[Data items]
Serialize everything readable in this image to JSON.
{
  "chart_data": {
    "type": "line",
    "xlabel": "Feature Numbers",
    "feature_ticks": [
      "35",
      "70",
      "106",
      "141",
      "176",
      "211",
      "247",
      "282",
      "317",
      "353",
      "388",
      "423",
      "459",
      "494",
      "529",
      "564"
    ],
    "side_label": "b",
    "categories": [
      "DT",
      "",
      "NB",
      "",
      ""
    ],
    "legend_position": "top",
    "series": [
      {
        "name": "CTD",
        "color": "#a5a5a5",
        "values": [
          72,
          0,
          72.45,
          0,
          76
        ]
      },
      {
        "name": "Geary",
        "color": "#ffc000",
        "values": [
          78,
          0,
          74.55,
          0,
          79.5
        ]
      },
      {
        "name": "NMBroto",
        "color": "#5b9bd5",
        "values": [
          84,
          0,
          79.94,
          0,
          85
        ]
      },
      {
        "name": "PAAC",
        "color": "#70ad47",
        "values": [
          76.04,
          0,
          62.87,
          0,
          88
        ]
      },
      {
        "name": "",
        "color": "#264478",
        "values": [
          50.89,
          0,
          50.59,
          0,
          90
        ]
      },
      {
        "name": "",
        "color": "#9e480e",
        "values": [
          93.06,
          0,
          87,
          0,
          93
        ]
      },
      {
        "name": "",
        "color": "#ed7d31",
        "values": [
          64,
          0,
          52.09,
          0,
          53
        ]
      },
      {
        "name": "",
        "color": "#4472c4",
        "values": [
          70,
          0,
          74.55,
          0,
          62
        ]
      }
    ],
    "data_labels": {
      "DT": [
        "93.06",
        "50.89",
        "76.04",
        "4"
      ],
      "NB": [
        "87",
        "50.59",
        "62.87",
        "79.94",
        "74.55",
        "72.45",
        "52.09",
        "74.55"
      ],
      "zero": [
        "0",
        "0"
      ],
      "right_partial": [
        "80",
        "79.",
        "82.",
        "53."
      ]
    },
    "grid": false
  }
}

● **Exercise instructions**: Exactly reproduce the material above.

● **Output for this exercise**:
Serialize everything readable in this image to JSON.
{
  "chart_data": {
    "type": "line",
    "xlabel": "Feature Numbers",
    "feature_ticks": [
      "35",
      "70",
      "106",
      "141",
      "176",
      "211",
      "247",
      "282",
      "317",
      "353",
      "388",
      "423",
      "459",
      "494",
      "529",
      "564"
    ],
    "side_label": "b",
    "categories": [
      "DT",
      "",
      "NB",
      "",
      ""
    ],
    "legend_position": "top",
    "series": [
      {
        "name": "CTD",
        "color": "#a5a5a5",
        "values": [
          72,
          0,
          72.45,
          0,
          76
        ]
      },
      {
        "name": "Geary",
        "color": "#ffc000",
        "values": [
          78,
          0,
          74.55,
          0,
          79.5
        ]
      },
      {
        "name": "NMBroto",
        "color": "#5b9bd5",
        "values": [
          84,
          0,
          79.94,
          0,
          85
        ]
      },
      {
        "name": "PAAC",
        "color": "#70ad47",
        "values": [
          76.04,
          0,
          62.87,
          0,
          88
        ]
      },
      {
        "name": "",
        "color": "#264478",
        "values": [
          50.89,
          0,
          50.59,
          0,
          90
        ]
      },
      {
        "name": "",
        "color": "#9e480e",
        "values": [
          93.06,
          0,
          87,
          0,
          93
        ]
      },
      {
        "name": "",
        "color": "#ed7d31",
        "values": [
          64,
          0,
          52.09,
          0,
          53
        ]
      },
      {
        "name": "",
        "color": "#4472c4",
        "values": [
          70,
          0,
          74.55,
          0,
          62
        ]
      }
    ],
    "data_labels": {
      "DT": [
        "93.06",
        "50.89",
        "76.04",
        "4"
      ],
      "NB": [
        "87",
        "50.59",
        "62.87",
        "79.94",
        "74.55",
        "72.45",
        "52.09",
        "74.55"
      ],
      "zero": [
        "0",
        "0"
      ],
      "right_partial": [
        "80",
        "79.",
        "82.",
        "53."
      ]
    },
    "grid": false
  }
}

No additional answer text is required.